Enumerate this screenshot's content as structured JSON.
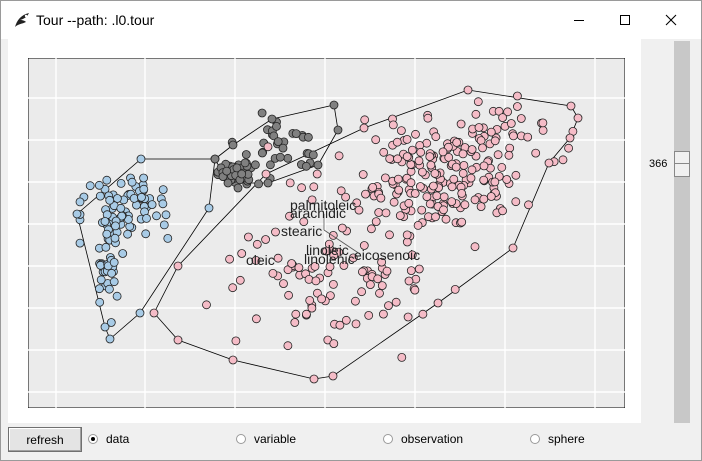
{
  "window": {
    "title": "Tour --path: .l0.tour",
    "icon": "feather-icon",
    "controls": [
      "minimize-icon",
      "maximize-icon",
      "close-icon"
    ]
  },
  "slider": {
    "value": "366"
  },
  "toolbar": {
    "refresh_label": "refresh",
    "radios": [
      {
        "label": "data",
        "checked": true
      },
      {
        "label": "variable",
        "checked": false
      },
      {
        "label": "observation",
        "checked": false
      },
      {
        "label": "sphere",
        "checked": false
      }
    ]
  },
  "chart_data": {
    "type": "scatter",
    "grid": true,
    "variable_labels": [
      "palmitoleic",
      "arachidic",
      "stearic",
      "linoleic",
      "oleic",
      "linolenic",
      "eicosenoic"
    ],
    "series": [
      {
        "name": "",
        "color": "#a8cbe6"
      },
      {
        "name": "",
        "color": "#808080"
      },
      {
        "name": "",
        "color": "#f5bcc7"
      }
    ]
  }
}
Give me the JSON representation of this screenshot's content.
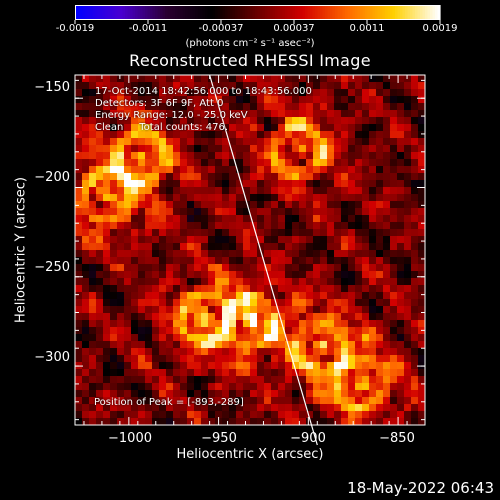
{
  "colorbar": {
    "ticks": [
      "-0.0019",
      "-0.0011",
      "-0.00037",
      "0.00037",
      "0.0011",
      "0.0019"
    ],
    "units": "(photons cm⁻² s⁻¹ asec⁻²)",
    "colormap": [
      "#0000ff",
      "#4a00d0",
      "#2a0030",
      "#000000",
      "#6a0000",
      "#d20000",
      "#ff6a00",
      "#ffd000",
      "#ffffff"
    ]
  },
  "chart_data": {
    "type": "heatmap",
    "title": "Reconstructed RHESSI Image",
    "xlabel": "Heliocentric X (arcsec)",
    "ylabel": "Heliocentric Y (arcsec)",
    "xlim": [
      -1030,
      -835
    ],
    "ylim": [
      -333,
      -137
    ],
    "xticks": [
      -1000,
      -950,
      -900,
      -850
    ],
    "yticks": [
      -150,
      -200,
      -250,
      -300
    ],
    "xtick_labels": [
      "−1000",
      "−950",
      "−900",
      "−850"
    ],
    "ytick_labels": [
      "−150",
      "−200",
      "−250",
      "−300"
    ],
    "value_range": [
      -0.0019,
      0.0019
    ],
    "limb_line": {
      "x": [
        -955,
        -895
      ],
      "y": [
        -137,
        -333
      ]
    },
    "bright_sources": [
      {
        "x": -1012,
        "y": -205
      },
      {
        "x": -993,
        "y": -183
      },
      {
        "x": -958,
        "y": -273
      },
      {
        "x": -932,
        "y": -275
      },
      {
        "x": -893,
        "y": -289
      },
      {
        "x": -905,
        "y": -178
      },
      {
        "x": -870,
        "y": -310
      }
    ]
  },
  "annotations": {
    "time_range": "17-Oct-2014 18:42:56.000 to 18:43:56.000",
    "detectors": "Detectors: 3F 6F 9F, Att 0",
    "energy": "Energy Range: 12.0 - 25.0 keV",
    "clean": "Clean     Total counts: 476.",
    "peak": "Position of Peak = [-893,-289]"
  },
  "footer": "18-May-2022 06:43"
}
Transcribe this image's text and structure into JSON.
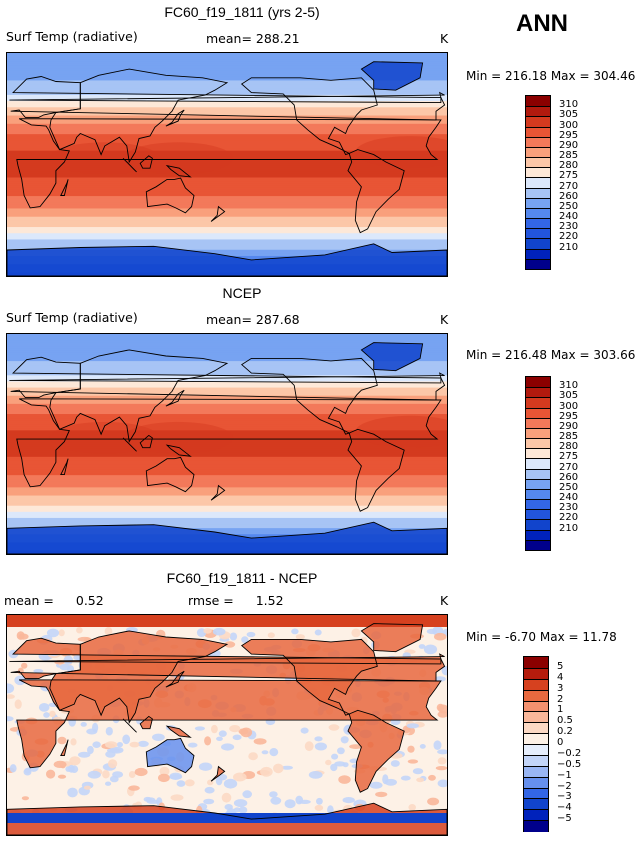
{
  "header": {
    "season": "ANN"
  },
  "panels": [
    {
      "title": "FC60_f19_1811 (yrs 2-5)",
      "left_text": "Surf Temp (radiative)",
      "mid_text": "mean= 288.21",
      "units": "K",
      "min_label": "Min =",
      "min_value": "216.18",
      "max_label": "Max =",
      "max_value": "304.46"
    },
    {
      "title": "NCEP",
      "left_text": "Surf Temp (radiative)",
      "mid_text": "mean= 287.68",
      "units": "K",
      "min_label": "Min =",
      "min_value": "216.48",
      "max_label": "Max =",
      "max_value": "303.66"
    },
    {
      "title": "FC60_f19_1811 - NCEP",
      "mean_label": "mean =",
      "mean_value": "0.52",
      "rmse_label": "rmse =",
      "rmse_value": "1.52",
      "units": "K",
      "min_label": "Min =",
      "min_value": "-6.70",
      "max_label": "Max =",
      "max_value": "11.78"
    }
  ],
  "colors": {
    "abs_scale": [
      "#00008b",
      "#0022bb",
      "#1144cc",
      "#2255dd",
      "#3366e6",
      "#5588ee",
      "#77a3f2",
      "#a7c4f5",
      "#dce8fb",
      "#fde8d8",
      "#fcc7a8",
      "#f9a07c",
      "#f3795a",
      "#e85535",
      "#d43a1f",
      "#b21a0e",
      "#8b0000"
    ],
    "diff_scale": [
      "#00008b",
      "#0022bb",
      "#1144cc",
      "#3366e6",
      "#6690ee",
      "#99b6f4",
      "#c3d5f8",
      "#e6eefc",
      "#fdf1e6",
      "#fcd9c4",
      "#f9b79a",
      "#f3916f",
      "#e8693f",
      "#d6411f",
      "#b51c0d",
      "#8b0000"
    ],
    "coast": "#000000"
  },
  "chart_data": [
    {
      "type": "heatmap",
      "title": "FC60_f19_1811 (yrs 2-5)",
      "variable": "Surf Temp (radiative)",
      "units": "K",
      "mean": 288.21,
      "min": 216.18,
      "max": 304.46,
      "colorbar_levels": [
        210,
        220,
        230,
        240,
        250,
        260,
        270,
        275,
        280,
        285,
        290,
        295,
        300,
        305,
        310
      ],
      "colorbar_labels": [
        "310",
        "305",
        "300",
        "295",
        "290",
        "285",
        "280",
        "275",
        "270",
        "260",
        "250",
        "240",
        "230",
        "220",
        "210"
      ],
      "zonal_profile_K": [
        {
          "lat": -90,
          "t": 225
        },
        {
          "lat": -80,
          "t": 240
        },
        {
          "lat": -70,
          "t": 258
        },
        {
          "lat": -60,
          "t": 272
        },
        {
          "lat": -50,
          "t": 280
        },
        {
          "lat": -40,
          "t": 287
        },
        {
          "lat": -30,
          "t": 293
        },
        {
          "lat": -20,
          "t": 297
        },
        {
          "lat": -10,
          "t": 300
        },
        {
          "lat": 0,
          "t": 301
        },
        {
          "lat": 10,
          "t": 300
        },
        {
          "lat": 20,
          "t": 297
        },
        {
          "lat": 30,
          "t": 292
        },
        {
          "lat": 40,
          "t": 284
        },
        {
          "lat": 50,
          "t": 276
        },
        {
          "lat": 60,
          "t": 266
        },
        {
          "lat": 70,
          "t": 257
        },
        {
          "lat": 80,
          "t": 252
        },
        {
          "lat": 90,
          "t": 250
        }
      ]
    },
    {
      "type": "heatmap",
      "title": "NCEP",
      "variable": "Surf Temp (radiative)",
      "units": "K",
      "mean": 287.68,
      "min": 216.48,
      "max": 303.66,
      "colorbar_levels": [
        210,
        220,
        230,
        240,
        250,
        260,
        270,
        275,
        280,
        285,
        290,
        295,
        300,
        305,
        310
      ],
      "colorbar_labels": [
        "310",
        "305",
        "300",
        "295",
        "290",
        "285",
        "280",
        "275",
        "270",
        "260",
        "250",
        "240",
        "230",
        "220",
        "210"
      ],
      "zonal_profile_K": [
        {
          "lat": -90,
          "t": 226
        },
        {
          "lat": -80,
          "t": 240
        },
        {
          "lat": -70,
          "t": 257
        },
        {
          "lat": -60,
          "t": 271
        },
        {
          "lat": -50,
          "t": 279
        },
        {
          "lat": -40,
          "t": 286
        },
        {
          "lat": -30,
          "t": 292
        },
        {
          "lat": -20,
          "t": 296
        },
        {
          "lat": -10,
          "t": 299
        },
        {
          "lat": 0,
          "t": 300
        },
        {
          "lat": 10,
          "t": 299
        },
        {
          "lat": 20,
          "t": 296
        },
        {
          "lat": 30,
          "t": 291
        },
        {
          "lat": 40,
          "t": 283
        },
        {
          "lat": 50,
          "t": 275
        },
        {
          "lat": 60,
          "t": 265
        },
        {
          "lat": 70,
          "t": 256
        },
        {
          "lat": 80,
          "t": 251
        },
        {
          "lat": 90,
          "t": 249
        }
      ]
    },
    {
      "type": "heatmap",
      "title": "FC60_f19_1811 - NCEP",
      "units": "K",
      "mean": 0.52,
      "rmse": 1.52,
      "min": -6.7,
      "max": 11.78,
      "colorbar_levels": [
        -5,
        -4,
        -3,
        -2,
        -1,
        -0.5,
        -0.2,
        0,
        0.2,
        0.5,
        1,
        2,
        3,
        4,
        5
      ],
      "colorbar_labels": [
        "5",
        "4",
        "3",
        "2",
        "1",
        "0.5",
        "0.2",
        "0",
        "−0.2",
        "−0.5",
        "−1",
        "−2",
        "−3",
        "−4",
        "−5"
      ]
    }
  ]
}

**Given exercise:** Where a line above includes "Heliocentric", copy that line.

**Task output:**
    "xlabel": "Heliocentric X (arcsec)",
    "ylabel": "Heliocentric Y (arcsec)",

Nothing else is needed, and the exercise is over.